Your instructions |
Do any lines in the data below contain "Dimensão"? If so, copy every one of them.

-- START Data supplied --

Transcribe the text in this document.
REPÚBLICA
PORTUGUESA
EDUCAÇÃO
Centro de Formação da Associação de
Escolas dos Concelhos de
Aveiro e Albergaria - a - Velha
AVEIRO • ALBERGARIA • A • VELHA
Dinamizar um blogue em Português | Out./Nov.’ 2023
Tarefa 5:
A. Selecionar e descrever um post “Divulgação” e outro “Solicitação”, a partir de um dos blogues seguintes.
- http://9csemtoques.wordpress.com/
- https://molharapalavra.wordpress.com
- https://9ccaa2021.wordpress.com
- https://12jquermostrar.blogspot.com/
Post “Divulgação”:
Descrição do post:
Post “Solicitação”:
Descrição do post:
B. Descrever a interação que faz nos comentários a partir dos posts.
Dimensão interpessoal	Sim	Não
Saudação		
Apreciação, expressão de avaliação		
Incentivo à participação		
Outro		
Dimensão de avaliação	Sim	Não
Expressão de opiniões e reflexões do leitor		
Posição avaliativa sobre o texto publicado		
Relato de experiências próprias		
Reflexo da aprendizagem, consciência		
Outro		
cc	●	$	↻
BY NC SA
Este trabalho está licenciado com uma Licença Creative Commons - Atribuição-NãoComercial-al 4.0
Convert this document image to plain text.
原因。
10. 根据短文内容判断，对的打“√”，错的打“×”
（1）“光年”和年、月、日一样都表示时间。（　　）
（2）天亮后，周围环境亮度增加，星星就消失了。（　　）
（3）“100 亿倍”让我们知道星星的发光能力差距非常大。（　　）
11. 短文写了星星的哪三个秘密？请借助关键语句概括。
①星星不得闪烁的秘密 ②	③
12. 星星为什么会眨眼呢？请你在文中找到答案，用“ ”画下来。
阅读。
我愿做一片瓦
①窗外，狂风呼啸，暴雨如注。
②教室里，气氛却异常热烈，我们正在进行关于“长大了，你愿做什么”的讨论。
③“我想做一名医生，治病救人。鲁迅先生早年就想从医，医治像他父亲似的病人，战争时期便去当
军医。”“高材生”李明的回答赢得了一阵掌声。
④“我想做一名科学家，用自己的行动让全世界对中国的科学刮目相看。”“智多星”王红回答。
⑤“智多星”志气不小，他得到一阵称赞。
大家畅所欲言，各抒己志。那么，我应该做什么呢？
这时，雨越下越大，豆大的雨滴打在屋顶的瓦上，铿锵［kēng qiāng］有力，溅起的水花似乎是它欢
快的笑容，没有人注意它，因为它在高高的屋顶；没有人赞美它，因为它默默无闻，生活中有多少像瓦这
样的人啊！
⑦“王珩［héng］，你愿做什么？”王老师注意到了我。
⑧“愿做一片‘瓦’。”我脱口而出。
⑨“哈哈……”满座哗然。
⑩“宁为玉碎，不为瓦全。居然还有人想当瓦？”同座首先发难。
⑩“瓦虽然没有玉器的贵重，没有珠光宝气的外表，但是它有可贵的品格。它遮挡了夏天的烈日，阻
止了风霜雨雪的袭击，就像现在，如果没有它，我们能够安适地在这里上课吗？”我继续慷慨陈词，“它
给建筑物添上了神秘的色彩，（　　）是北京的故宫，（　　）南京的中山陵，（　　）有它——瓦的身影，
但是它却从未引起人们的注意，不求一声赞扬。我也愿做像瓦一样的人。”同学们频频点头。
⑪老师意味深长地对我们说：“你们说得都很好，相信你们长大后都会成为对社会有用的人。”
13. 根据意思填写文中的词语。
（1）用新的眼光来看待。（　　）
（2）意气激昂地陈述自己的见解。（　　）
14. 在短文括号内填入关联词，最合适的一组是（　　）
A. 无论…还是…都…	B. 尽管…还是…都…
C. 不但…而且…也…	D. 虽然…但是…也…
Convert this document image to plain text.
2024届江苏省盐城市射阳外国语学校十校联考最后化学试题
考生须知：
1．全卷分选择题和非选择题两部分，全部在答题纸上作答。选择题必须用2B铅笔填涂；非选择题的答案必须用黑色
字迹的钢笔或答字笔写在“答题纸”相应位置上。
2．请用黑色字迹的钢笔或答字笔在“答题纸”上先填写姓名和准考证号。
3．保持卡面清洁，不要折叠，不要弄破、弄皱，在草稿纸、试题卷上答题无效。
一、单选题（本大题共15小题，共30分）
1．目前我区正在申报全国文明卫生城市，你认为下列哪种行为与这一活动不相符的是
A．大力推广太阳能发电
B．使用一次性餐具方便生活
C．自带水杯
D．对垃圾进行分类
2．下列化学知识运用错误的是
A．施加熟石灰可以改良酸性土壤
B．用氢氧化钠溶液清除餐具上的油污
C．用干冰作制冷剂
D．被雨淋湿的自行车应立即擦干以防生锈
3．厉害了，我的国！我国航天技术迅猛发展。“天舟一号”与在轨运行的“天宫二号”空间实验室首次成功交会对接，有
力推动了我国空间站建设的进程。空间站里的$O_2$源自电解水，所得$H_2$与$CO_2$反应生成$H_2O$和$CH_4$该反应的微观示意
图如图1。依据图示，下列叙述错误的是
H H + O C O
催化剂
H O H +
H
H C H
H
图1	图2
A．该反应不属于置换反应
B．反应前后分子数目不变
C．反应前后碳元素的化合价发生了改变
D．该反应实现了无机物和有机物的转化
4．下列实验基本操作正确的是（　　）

-- END Data supplied --

Result of the exercise |
Dimensão interpessoal	Sim	Não
Dimensão de avaliação	Sim	Não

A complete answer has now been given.